AIM ▸ Extract each line where the string "illicitestonion" shows up.

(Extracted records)
— start —

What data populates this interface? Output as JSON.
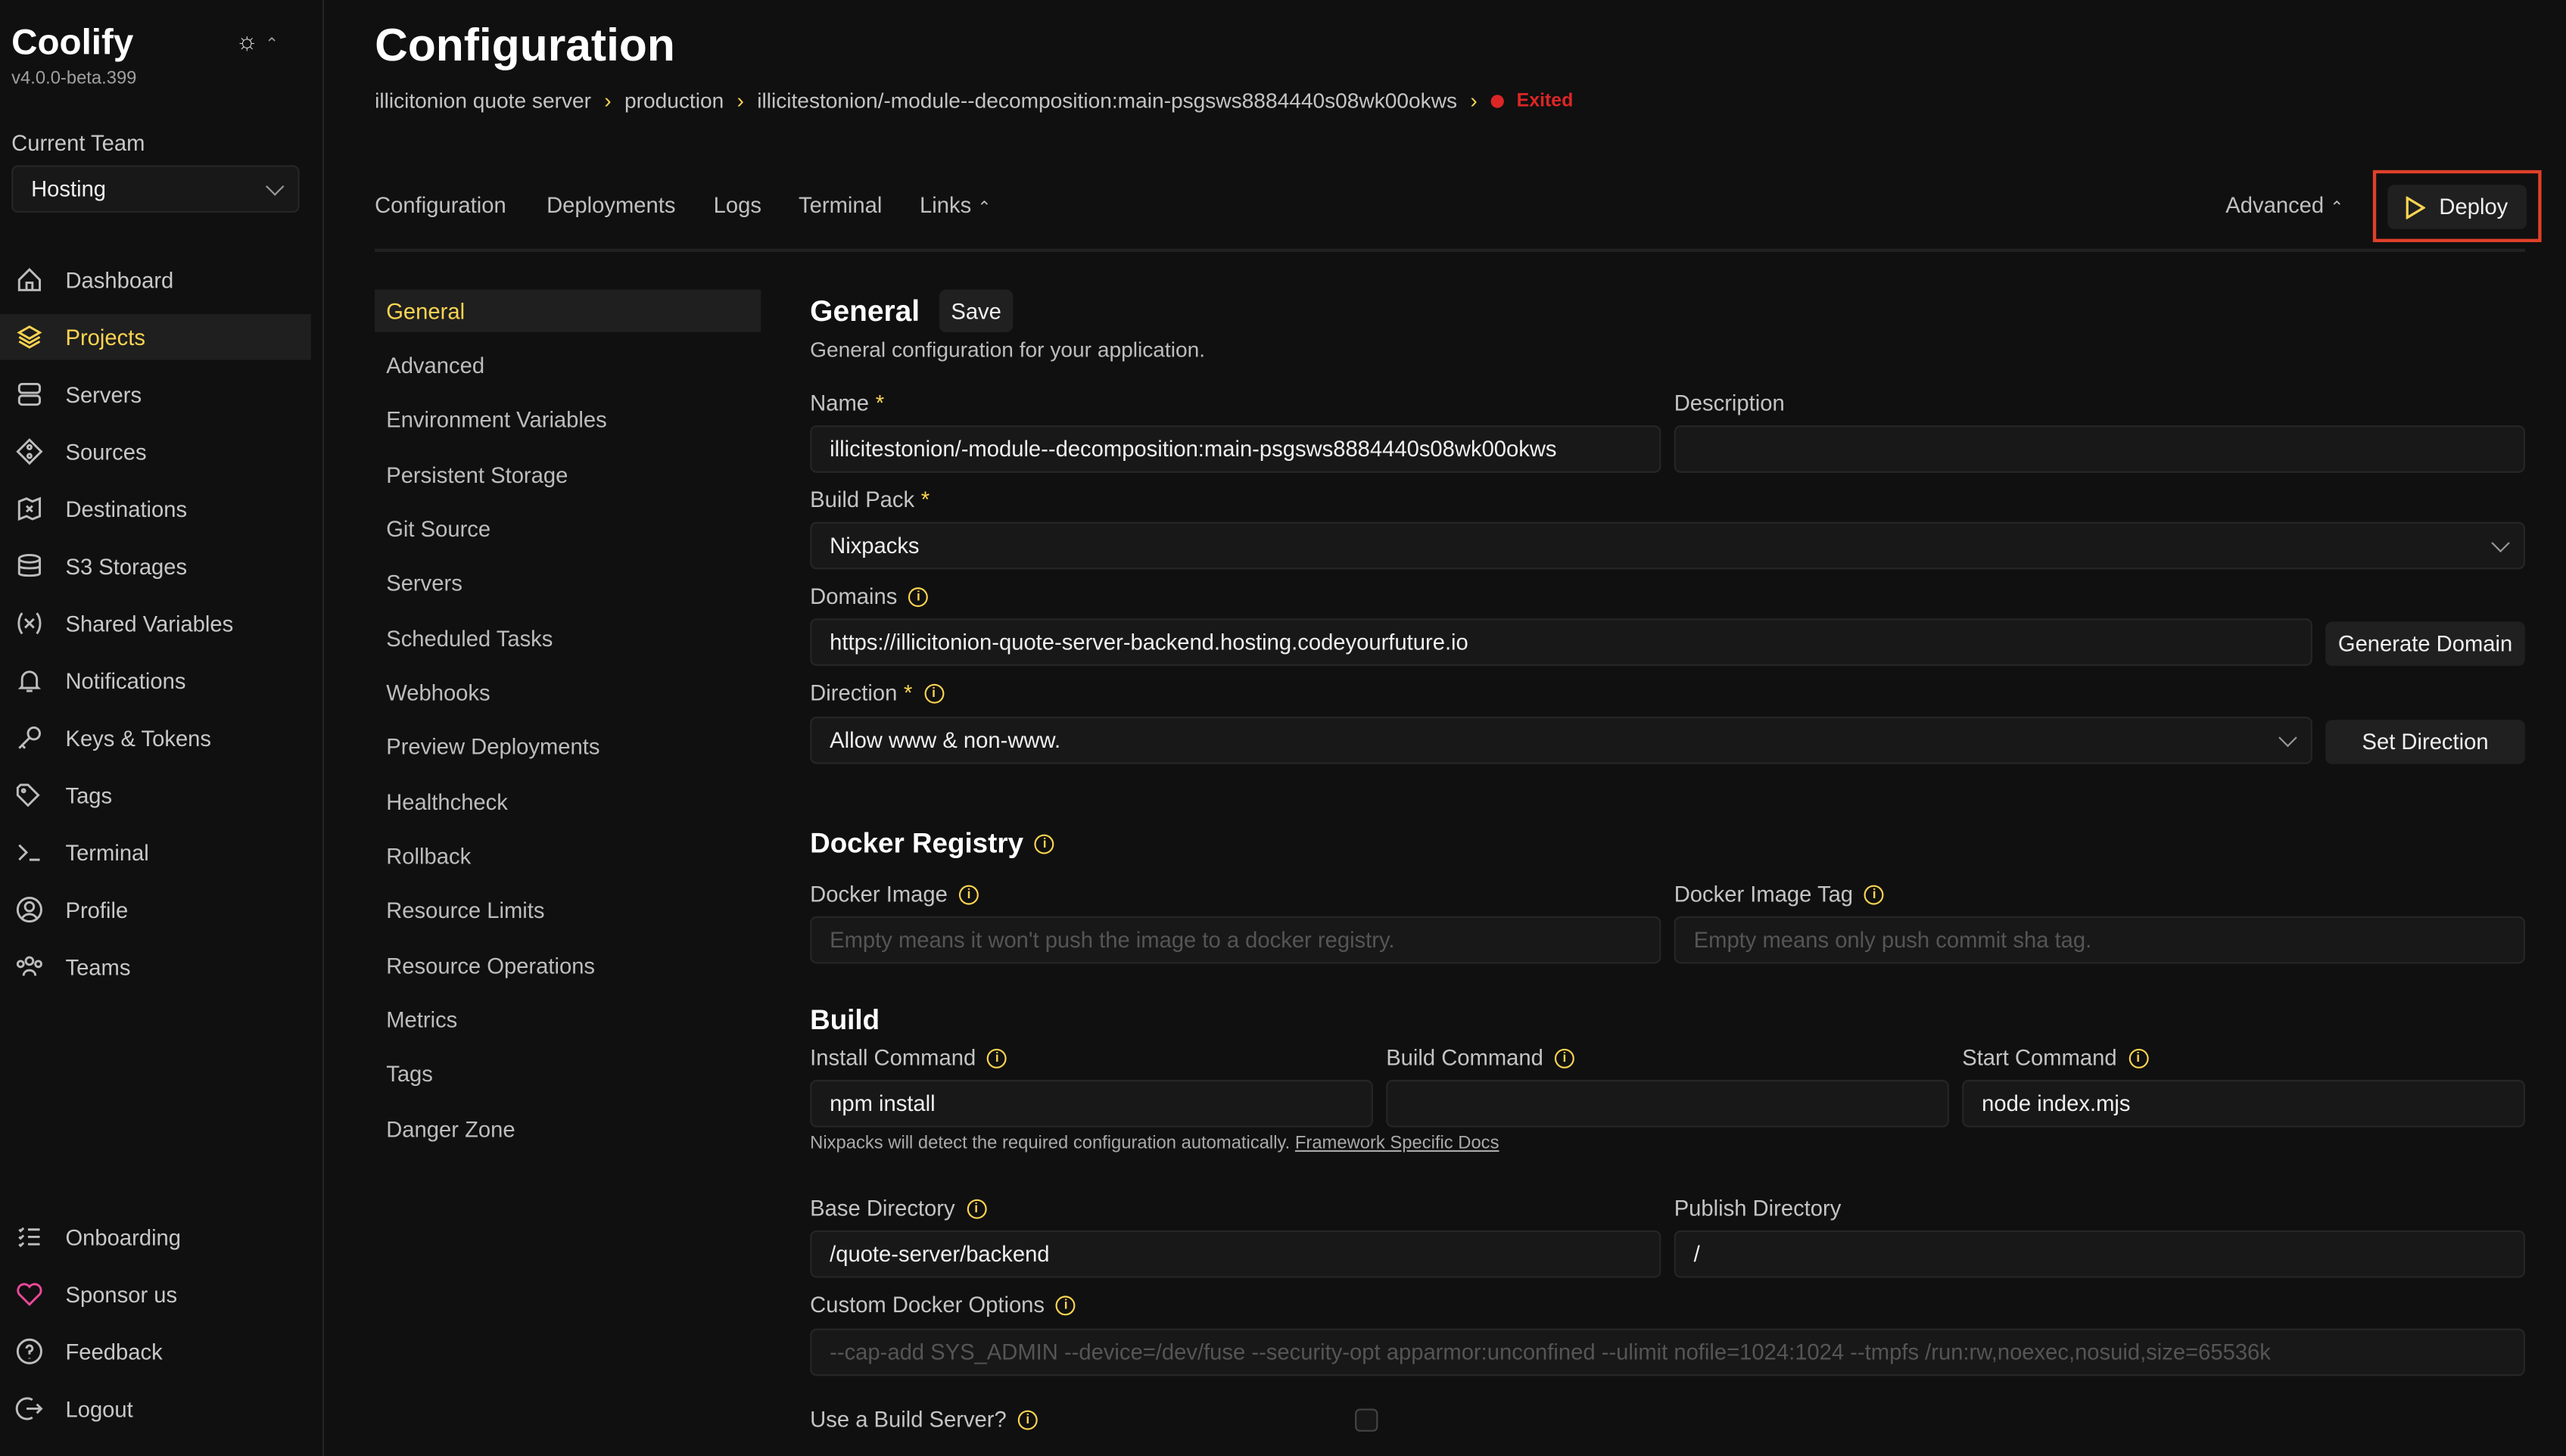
{
  "sidebar": {
    "brand": "Coolify",
    "version": "v4.0.0-beta.399",
    "team_label": "Current Team",
    "team_value": "Hosting",
    "items": [
      {
        "label": "Dashboard",
        "icon": "home-icon"
      },
      {
        "label": "Projects",
        "icon": "layers-icon",
        "active": true
      },
      {
        "label": "Servers",
        "icon": "server-icon"
      },
      {
        "label": "Sources",
        "icon": "git-icon"
      },
      {
        "label": "Destinations",
        "icon": "destination-icon"
      },
      {
        "label": "S3 Storages",
        "icon": "database-icon"
      },
      {
        "label": "Shared Variables",
        "icon": "variable-icon"
      },
      {
        "label": "Notifications",
        "icon": "bell-icon"
      },
      {
        "label": "Keys & Tokens",
        "icon": "key-icon"
      },
      {
        "label": "Tags",
        "icon": "tag-icon"
      },
      {
        "label": "Terminal",
        "icon": "terminal-icon"
      },
      {
        "label": "Profile",
        "icon": "user-icon"
      },
      {
        "label": "Teams",
        "icon": "users-icon"
      }
    ],
    "bottom_items": [
      {
        "label": "Onboarding",
        "icon": "list-icon"
      },
      {
        "label": "Sponsor us",
        "icon": "heart-icon"
      },
      {
        "label": "Feedback",
        "icon": "help-icon"
      },
      {
        "label": "Logout",
        "icon": "logout-icon"
      }
    ]
  },
  "header": {
    "title": "Configuration",
    "breadcrumb": [
      "illicitonion quote server",
      "production",
      "illicitestonion/-module--decomposition:main-psgsws8884440s08wk00okws"
    ],
    "status": "Exited",
    "tabs": [
      "Configuration",
      "Deployments",
      "Logs",
      "Terminal",
      "Links"
    ],
    "advanced": "Advanced",
    "deploy": "Deploy"
  },
  "subnav": [
    "General",
    "Advanced",
    "Environment Variables",
    "Persistent Storage",
    "Git Source",
    "Servers",
    "Scheduled Tasks",
    "Webhooks",
    "Preview Deployments",
    "Healthcheck",
    "Rollback",
    "Resource Limits",
    "Resource Operations",
    "Metrics",
    "Tags",
    "Danger Zone"
  ],
  "form": {
    "title": "General",
    "save": "Save",
    "description": "General configuration for your application.",
    "name_label": "Name",
    "name_value": "illicitestonion/-module--decomposition:main-psgsws8884440s08wk00okws",
    "desc_label": "Description",
    "desc_value": "",
    "buildpack_label": "Build Pack",
    "buildpack_value": "Nixpacks",
    "domains_label": "Domains",
    "domains_value": "https://illicitonion-quote-server-backend.hosting.codeyourfuture.io",
    "generate_domain": "Generate Domain",
    "direction_label": "Direction",
    "direction_value": "Allow www & non-www.",
    "set_direction": "Set Direction",
    "docker_registry": "Docker Registry",
    "docker_image_label": "Docker Image",
    "docker_image_placeholder": "Empty means it won't push the image to a docker registry.",
    "docker_tag_label": "Docker Image Tag",
    "docker_tag_placeholder": "Empty means only push commit sha tag.",
    "build": "Build",
    "install_label": "Install Command",
    "install_value": "npm install",
    "build_label": "Build Command",
    "build_value": "",
    "start_label": "Start Command",
    "start_value": "node index.mjs",
    "helper": "Nixpacks will detect the required configuration automatically.",
    "helper_link": "Framework Specific Docs",
    "base_label": "Base Directory",
    "base_value": "/quote-server/backend",
    "publish_label": "Publish Directory",
    "publish_value": "/",
    "custom_label": "Custom Docker Options",
    "custom_placeholder": "--cap-add SYS_ADMIN --device=/dev/fuse --security-opt apparmor:unconfined --ulimit nofile=1024:1024 --tmpfs /run:rw,noexec,nosuid,size=65536k",
    "build_server_label": "Use a Build Server?",
    "build_server_checked": false
  },
  "colors": {
    "accent": "#fcd452",
    "status_exited": "#dc2626",
    "highlight_box": "#e0402a"
  }
}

— end —

ANSWER FOR THE TASK ▸
      "illicitestonion/-module--decomposition:main-psgsws8884440s08wk00okws"
    "name_value": "illicitestonion/-module--decomposition:main-psgsws8884440s08wk00okws",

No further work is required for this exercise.